▶ **Exercise objective**
Copy the data precisely, character for character, and leave out every picture.

## begin Records to use

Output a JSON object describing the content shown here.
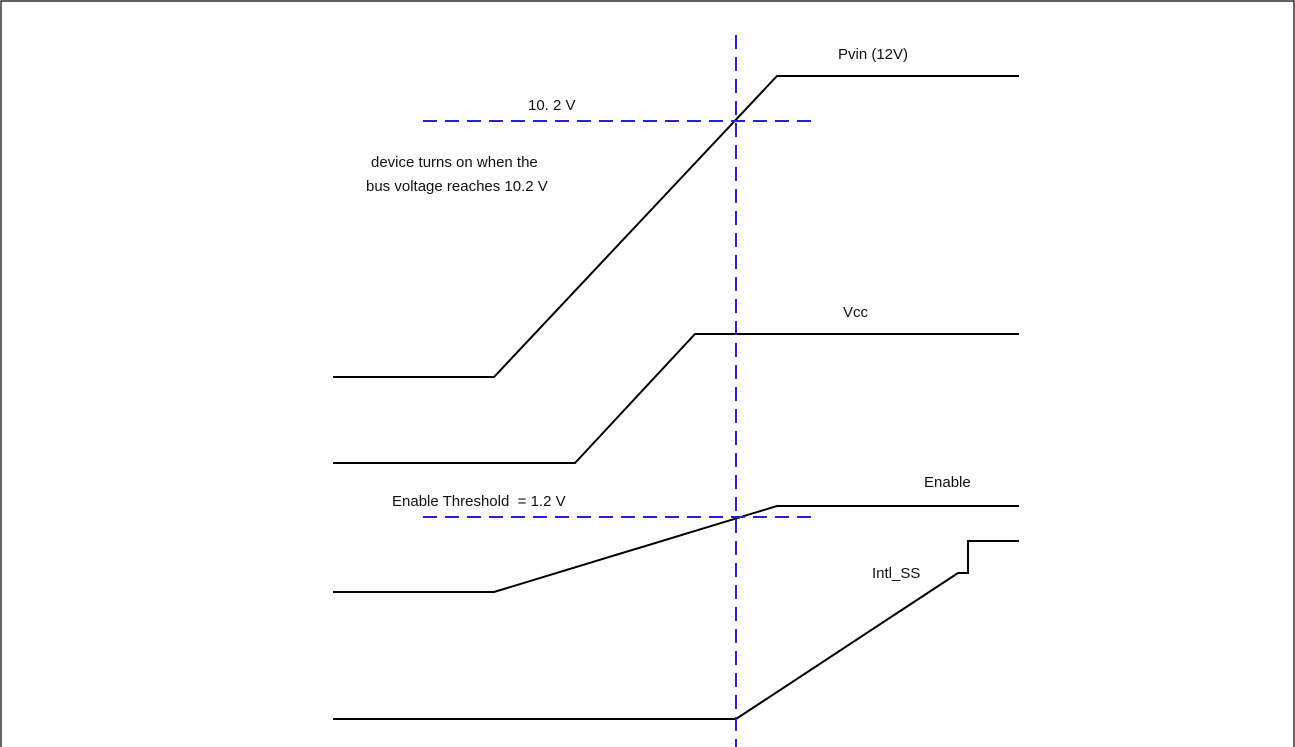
{
  "diagram": {
    "signals": [
      {
        "id": "pvin",
        "label": "Pvin (12V)"
      },
      {
        "id": "vcc",
        "label": "Vcc"
      },
      {
        "id": "enable",
        "label": "Enable"
      },
      {
        "id": "intl_ss",
        "label": "Intl_SS"
      }
    ],
    "annotations": {
      "pvin_threshold": "10. 2 V",
      "turn_on_note_line1": "device turns on when the",
      "turn_on_note_line2": "bus voltage reaches 10.2 V",
      "enable_threshold": "Enable Threshold  = 1.2 V"
    },
    "colors": {
      "signal": "#000000",
      "guide": "#2323d6",
      "border": "#000000"
    }
  }
}
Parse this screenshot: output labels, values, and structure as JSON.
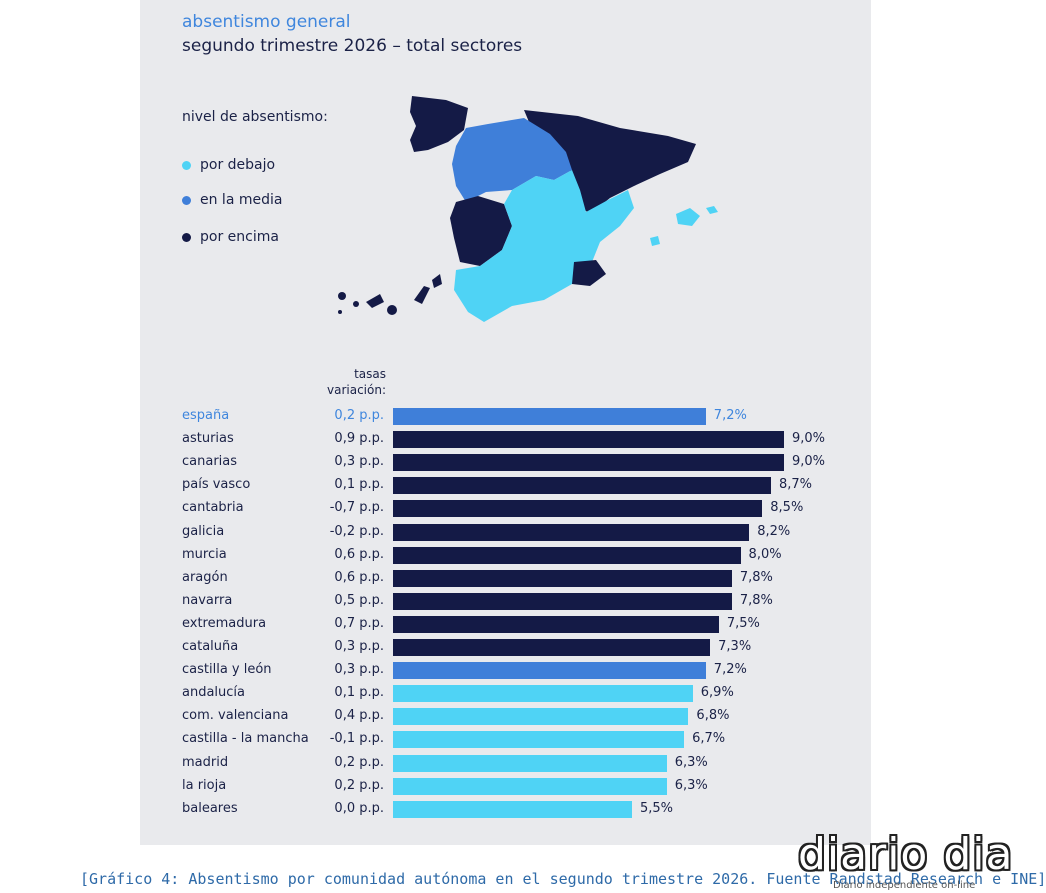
{
  "title": "absentismo general",
  "subtitle": "segundo trimestre 2026 – total sectores",
  "legend": {
    "title": "nivel de absentismo:",
    "items": [
      {
        "label": "por debajo",
        "color": "#4fd3f5"
      },
      {
        "label": "en la media",
        "color": "#3f7fd9"
      },
      {
        "label": "por encima",
        "color": "#141a46"
      }
    ]
  },
  "table_header": {
    "line1": "tasas",
    "line2": "variación:"
  },
  "chart_data": {
    "type": "bar",
    "orientation": "horizontal",
    "xlim": [
      0,
      9.0
    ],
    "categories": [
      "españa",
      "asturias",
      "canarias",
      "país vasco",
      "cantabria",
      "galicia",
      "murcia",
      "aragón",
      "navarra",
      "extremadura",
      "cataluña",
      "castilla y león",
      "andalucía",
      "com. valenciana",
      "castilla - la mancha",
      "madrid",
      "la rioja",
      "baleares"
    ],
    "values": [
      7.2,
      9.0,
      9.0,
      8.7,
      8.5,
      8.2,
      8.0,
      7.8,
      7.8,
      7.5,
      7.3,
      7.2,
      6.9,
      6.8,
      6.7,
      6.3,
      6.3,
      5.5
    ],
    "value_labels": [
      "7,2%",
      "9,0%",
      "9,0%",
      "8,7%",
      "8,5%",
      "8,2%",
      "8,0%",
      "7,8%",
      "7,8%",
      "7,5%",
      "7,3%",
      "7,2%",
      "6,9%",
      "6,8%",
      "6,7%",
      "6,3%",
      "6,3%",
      "5,5%"
    ],
    "variation": [
      "0,2 p.p.",
      "0,9 p.p.",
      "0,3 p.p.",
      "0,1 p.p.",
      "-0,7 p.p.",
      "-0,2 p.p.",
      "0,6 p.p.",
      "0,6 p.p.",
      "0,5 p.p.",
      "0,7 p.p.",
      "0,3 p.p.",
      "0,3 p.p.",
      "0,1 p.p.",
      "0,4 p.p.",
      "-0,1 p.p.",
      "0,2 p.p.",
      "0,2 p.p.",
      "0,0 p.p."
    ],
    "level": [
      "media",
      "encima",
      "encima",
      "encima",
      "encima",
      "encima",
      "encima",
      "encima",
      "encima",
      "encima",
      "encima",
      "media",
      "debajo",
      "debajo",
      "debajo",
      "debajo",
      "debajo",
      "debajo"
    ]
  },
  "colors": {
    "debajo": "#4fd3f5",
    "media": "#3f7fd9",
    "encima": "#141a46",
    "highlight_text": "#3f86dd"
  },
  "caption": "[Gráfico 4: Absentismo por comunidad autónoma en el segundo trimestre 2026. Fuente Randstad Research e INE]",
  "logo": {
    "name": "diario dia",
    "tagline": "Diario independiente on-line"
  }
}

## end Records to use

▶ **Expected output**
Output a JSON object describing the content shown here.
{
  "diagram": {
    "signals": [
      {
        "id": "pvin",
        "label": "Pvin (12V)"
      },
      {
        "id": "vcc",
        "label": "Vcc"
      },
      {
        "id": "enable",
        "label": "Enable"
      },
      {
        "id": "intl_ss",
        "label": "Intl_SS"
      }
    ],
    "annotations": {
      "pvin_threshold": "10. 2 V",
      "turn_on_note_line1": "device turns on when the",
      "turn_on_note_line2": "bus voltage reaches 10.2 V",
      "enable_threshold": "Enable Threshold  = 1.2 V"
    },
    "colors": {
      "signal": "#000000",
      "guide": "#2323d6",
      "border": "#000000"
    }
  }
}
Parse this screenshot: output labels, values, and structure as JSON.
{
  "title": "absentismo general",
  "subtitle": "segundo trimestre 2026 – total sectores",
  "legend": {
    "title": "nivel de absentismo:",
    "items": [
      {
        "label": "por debajo",
        "color": "#4fd3f5"
      },
      {
        "label": "en la media",
        "color": "#3f7fd9"
      },
      {
        "label": "por encima",
        "color": "#141a46"
      }
    ]
  },
  "table_header": {
    "line1": "tasas",
    "line2": "variación:"
  },
  "chart_data": {
    "type": "bar",
    "orientation": "horizontal",
    "xlim": [
      0,
      9.0
    ],
    "categories": [
      "españa",
      "asturias",
      "canarias",
      "país vasco",
      "cantabria",
      "galicia",
      "murcia",
      "aragón",
      "navarra",
      "extremadura",
      "cataluña",
      "castilla y león",
      "andalucía",
      "com. valenciana",
      "castilla - la mancha",
      "madrid",
      "la rioja",
      "baleares"
    ],
    "values": [
      7.2,
      9.0,
      9.0,
      8.7,
      8.5,
      8.2,
      8.0,
      7.8,
      7.8,
      7.5,
      7.3,
      7.2,
      6.9,
      6.8,
      6.7,
      6.3,
      6.3,
      5.5
    ],
    "value_labels": [
      "7,2%",
      "9,0%",
      "9,0%",
      "8,7%",
      "8,5%",
      "8,2%",
      "8,0%",
      "7,8%",
      "7,8%",
      "7,5%",
      "7,3%",
      "7,2%",
      "6,9%",
      "6,8%",
      "6,7%",
      "6,3%",
      "6,3%",
      "5,5%"
    ],
    "variation": [
      "0,2 p.p.",
      "0,9 p.p.",
      "0,3 p.p.",
      "0,1 p.p.",
      "-0,7 p.p.",
      "-0,2 p.p.",
      "0,6 p.p.",
      "0,6 p.p.",
      "0,5 p.p.",
      "0,7 p.p.",
      "0,3 p.p.",
      "0,3 p.p.",
      "0,1 p.p.",
      "0,4 p.p.",
      "-0,1 p.p.",
      "0,2 p.p.",
      "0,2 p.p.",
      "0,0 p.p."
    ],
    "level": [
      "media",
      "encima",
      "encima",
      "encima",
      "encima",
      "encima",
      "encima",
      "encima",
      "encima",
      "encima",
      "encima",
      "media",
      "debajo",
      "debajo",
      "debajo",
      "debajo",
      "debajo",
      "debajo"
    ]
  },
  "colors": {
    "debajo": "#4fd3f5",
    "media": "#3f7fd9",
    "encima": "#141a46",
    "highlight_text": "#3f86dd"
  },
  "caption": "[Gráfico 4: Absentismo por comunidad autónoma en el segundo trimestre 2026. Fuente Randstad Research e INE]",
  "logo": {
    "name": "diario dia",
    "tagline": "Diario independiente on-line"
  }
}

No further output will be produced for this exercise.